------ Dataset records ------

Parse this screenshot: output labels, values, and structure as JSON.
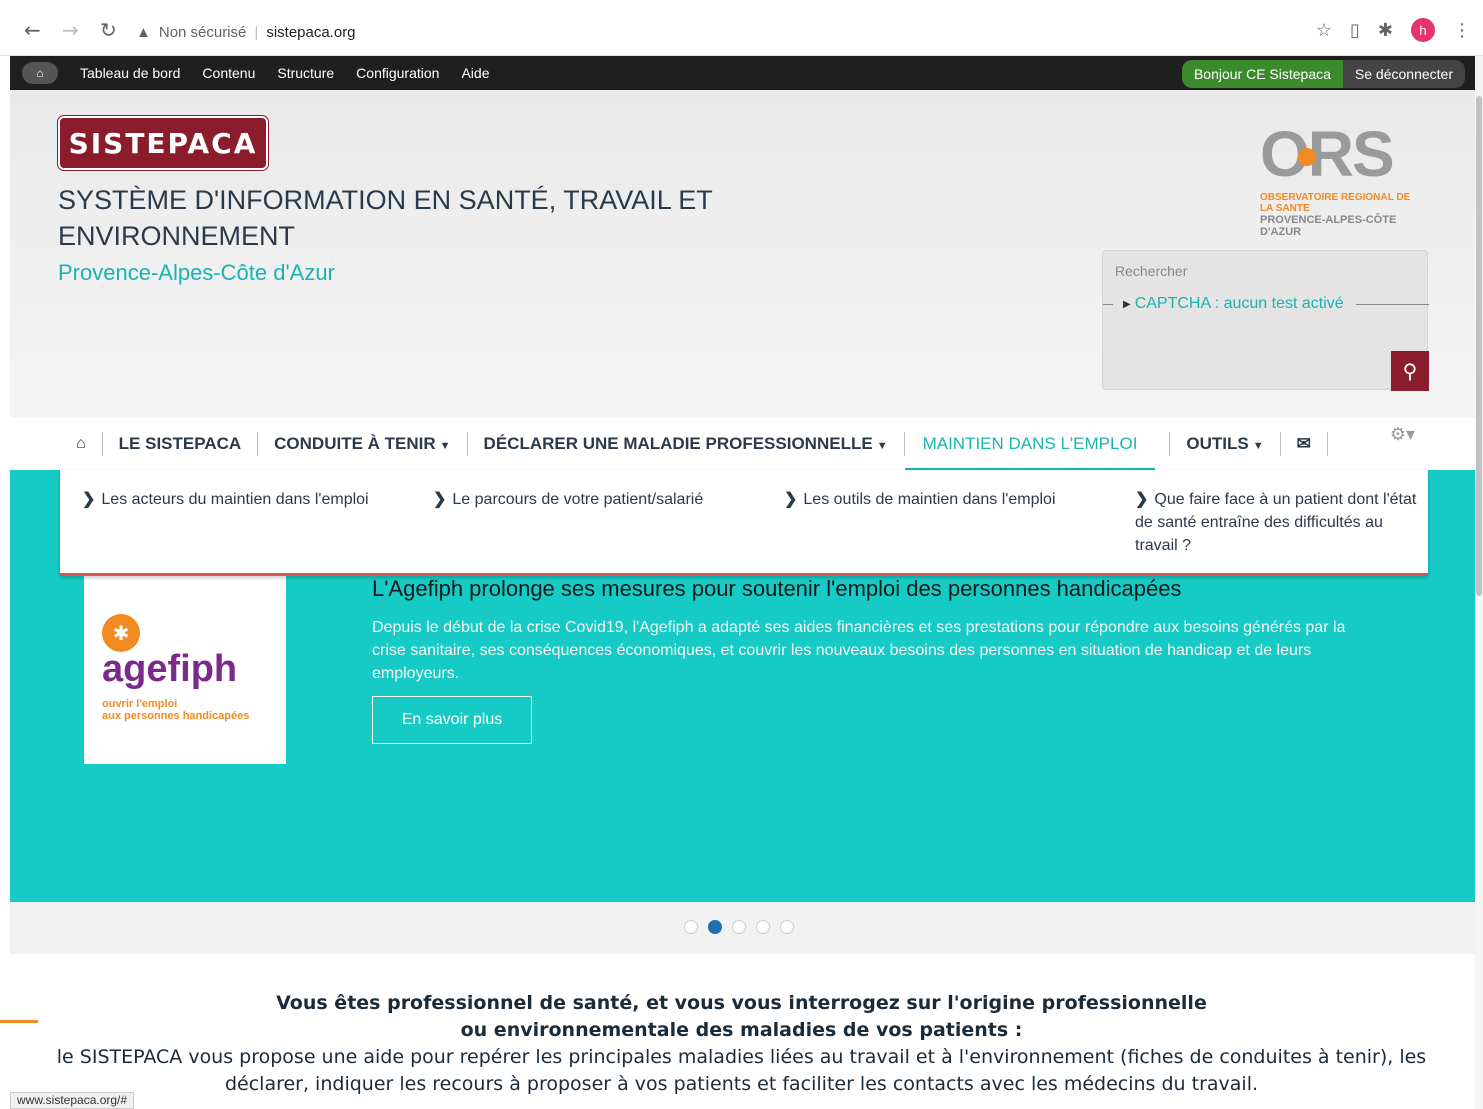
{
  "browser": {
    "security": "Non sécurisé",
    "url": "sistepaca.org",
    "avatar_letter": "h"
  },
  "admin_bar": {
    "items": [
      "Tableau de bord",
      "Contenu",
      "Structure",
      "Configuration",
      "Aide"
    ],
    "hello": "Bonjour CE Sistepaca",
    "logout": "Se déconnecter"
  },
  "header": {
    "logo": "SISTEPACA",
    "title": "SYSTÈME D'INFORMATION EN SANTÉ, TRAVAIL ET ENVIRONNEMENT",
    "subtitle": "Provence-Alpes-Côte d'Azur",
    "ors": {
      "word": "ORS",
      "line1": "OBSERVATOIRE REGIONAL DE LA SANTE",
      "line2": "PROVENCE-ALPES-CÔTE D'AZUR"
    }
  },
  "search": {
    "label": "Rechercher",
    "captcha": "CAPTCHA : aucun test activé"
  },
  "nav": {
    "items": [
      "LE SISTEPACA",
      "CONDUITE À TENIR",
      "DÉCLARER UNE MALADIE PROFESSIONNELLE",
      "MAINTIEN DANS L'EMPLOI",
      "OUTILS"
    ]
  },
  "dropdown": {
    "items": [
      "Les acteurs du maintien dans l'emploi",
      "Le parcours de votre patient/salarié",
      "Les outils de maintien dans l'emploi",
      "Que faire face à un patient dont l'état de santé entraîne des difficultés au travail ?"
    ]
  },
  "slide": {
    "logo_word": "agefiph",
    "logo_tag_1": "ouvrir l'emploi",
    "logo_tag_2": "aux personnes handicapées",
    "title": "L'Agefiph prolonge ses mesures pour soutenir l'emploi des personnes handicapées",
    "text": "Depuis le début de la crise Covid19, l'Agefiph a adapté ses aides financières et ses prestations pour répondre aux besoins générés par la crise sanitaire, ses conséquences économiques, et couvrir les nouveaux besoins des personnes en situation de handicap et de leurs employeurs.",
    "button": "En savoir plus",
    "active_index": 1
  },
  "intro": {
    "head_1": "Vous êtes professionnel de santé, et vous vous interrogez sur l'origine professionnelle",
    "head_2": "ou environnementale des maladies de vos patients :",
    "body": "le SISTEPACA vous propose une aide pour repérer les principales maladies liées au travail et à l'environnement (fiches de conduites à tenir), les déclarer, indiquer les recours à proposer à vos patients et faciliter les contacts avec les médecins du travail."
  },
  "status": "www.sistepaca.org/#",
  "colors": {
    "brand": "#8b1c2b",
    "accent": "#19b3b0",
    "slide_bg": "#16cbc6",
    "admin_bg": "#1f1f1f"
  }
}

------

- [Task instructions] With the pictures omitted, the records above are to be repeated exactly.

- [Task response]
Parse this screenshot: output labels, values, and structure as JSON.
{
  "browser": {
    "security": "Non sécurisé",
    "url": "sistepaca.org",
    "avatar_letter": "h"
  },
  "admin_bar": {
    "items": [
      "Tableau de bord",
      "Contenu",
      "Structure",
      "Configuration",
      "Aide"
    ],
    "hello": "Bonjour CE Sistepaca",
    "logout": "Se déconnecter"
  },
  "header": {
    "logo": "SISTEPACA",
    "title": "SYSTÈME D'INFORMATION EN SANTÉ, TRAVAIL ET ENVIRONNEMENT",
    "subtitle": "Provence-Alpes-Côte d'Azur",
    "ors": {
      "word": "ORS",
      "line1": "OBSERVATOIRE REGIONAL DE LA SANTE",
      "line2": "PROVENCE-ALPES-CÔTE D'AZUR"
    }
  },
  "search": {
    "label": "Rechercher",
    "captcha": "CAPTCHA : aucun test activé"
  },
  "nav": {
    "items": [
      "LE SISTEPACA",
      "CONDUITE À TENIR",
      "DÉCLARER UNE MALADIE PROFESSIONNELLE",
      "MAINTIEN DANS L'EMPLOI",
      "OUTILS"
    ]
  },
  "dropdown": {
    "items": [
      "Les acteurs du maintien dans l'emploi",
      "Le parcours de votre patient/salarié",
      "Les outils de maintien dans l'emploi",
      "Que faire face à un patient dont l'état de santé entraîne des difficultés au travail ?"
    ]
  },
  "slide": {
    "logo_word": "agefiph",
    "logo_tag_1": "ouvrir l'emploi",
    "logo_tag_2": "aux personnes handicapées",
    "title": "L'Agefiph prolonge ses mesures pour soutenir l'emploi des personnes handicapées",
    "text": "Depuis le début de la crise Covid19, l'Agefiph a adapté ses aides financières et ses prestations pour répondre aux besoins générés par la crise sanitaire, ses conséquences économiques, et couvrir les nouveaux besoins des personnes en situation de handicap et de leurs employeurs.",
    "button": "En savoir plus",
    "active_index": 1
  },
  "intro": {
    "head_1": "Vous êtes professionnel de santé, et vous vous interrogez sur l'origine professionnelle",
    "head_2": "ou environnementale des maladies de vos patients :",
    "body": "le SISTEPACA vous propose une aide pour repérer les principales maladies liées au travail et à l'environnement (fiches de conduites à tenir), les déclarer, indiquer les recours à proposer à vos patients et faciliter les contacts avec les médecins du travail."
  },
  "status": "www.sistepaca.org/#",
  "colors": {
    "brand": "#8b1c2b",
    "accent": "#19b3b0",
    "slide_bg": "#16cbc6",
    "admin_bg": "#1f1f1f"
  }
}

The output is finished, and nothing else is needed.